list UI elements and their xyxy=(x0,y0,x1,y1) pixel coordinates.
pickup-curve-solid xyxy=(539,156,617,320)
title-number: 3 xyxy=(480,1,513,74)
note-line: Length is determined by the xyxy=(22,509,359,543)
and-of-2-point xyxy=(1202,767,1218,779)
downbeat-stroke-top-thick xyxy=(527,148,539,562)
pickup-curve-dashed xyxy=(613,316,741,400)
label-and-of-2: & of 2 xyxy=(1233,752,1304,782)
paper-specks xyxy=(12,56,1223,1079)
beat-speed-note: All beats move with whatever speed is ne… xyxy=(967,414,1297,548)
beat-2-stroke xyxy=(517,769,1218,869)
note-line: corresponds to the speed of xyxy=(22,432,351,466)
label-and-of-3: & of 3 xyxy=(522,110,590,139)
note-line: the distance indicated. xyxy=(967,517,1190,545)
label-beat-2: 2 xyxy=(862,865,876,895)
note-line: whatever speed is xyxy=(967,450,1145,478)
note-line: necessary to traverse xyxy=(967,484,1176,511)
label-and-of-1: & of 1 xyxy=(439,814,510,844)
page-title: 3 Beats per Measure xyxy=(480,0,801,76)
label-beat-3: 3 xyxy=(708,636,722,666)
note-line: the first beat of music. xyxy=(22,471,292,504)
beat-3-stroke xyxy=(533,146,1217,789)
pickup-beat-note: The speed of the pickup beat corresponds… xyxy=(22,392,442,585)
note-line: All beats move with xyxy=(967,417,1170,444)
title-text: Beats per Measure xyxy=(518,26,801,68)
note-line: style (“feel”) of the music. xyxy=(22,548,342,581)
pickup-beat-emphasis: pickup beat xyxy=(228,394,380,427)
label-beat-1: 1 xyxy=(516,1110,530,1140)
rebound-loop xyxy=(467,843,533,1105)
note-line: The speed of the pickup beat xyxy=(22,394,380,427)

--

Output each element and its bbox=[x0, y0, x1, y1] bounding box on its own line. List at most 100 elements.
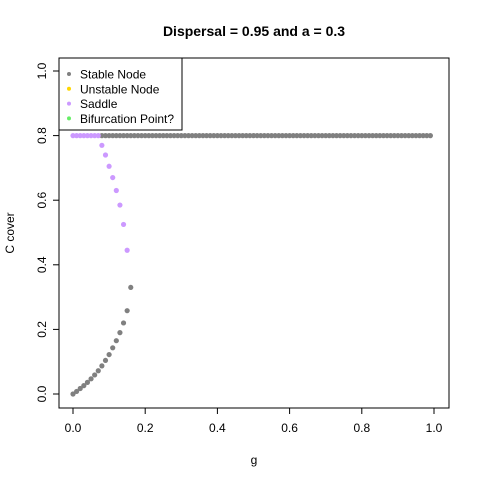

■ **INSTRUCTIONS FOR THE TASK**
Rewrite the part of the material that opens with the line containing "list UI elements" and closes with the line containing "downbeat-stroke-top-thick xyxy=(527,148,539,562)", changing "note-line" to "text-line" and keeping all else the same.

■ **RESULT OF THIS TASK**
list UI elements and their xyxy=(x0,y0,x1,y1) pixel coordinates.
pickup-curve-solid xyxy=(539,156,617,320)
title-number: 3 xyxy=(480,1,513,74)
text-line: Length is determined by the xyxy=(22,509,359,543)
and-of-2-point xyxy=(1202,767,1218,779)
downbeat-stroke-top-thick xyxy=(527,148,539,562)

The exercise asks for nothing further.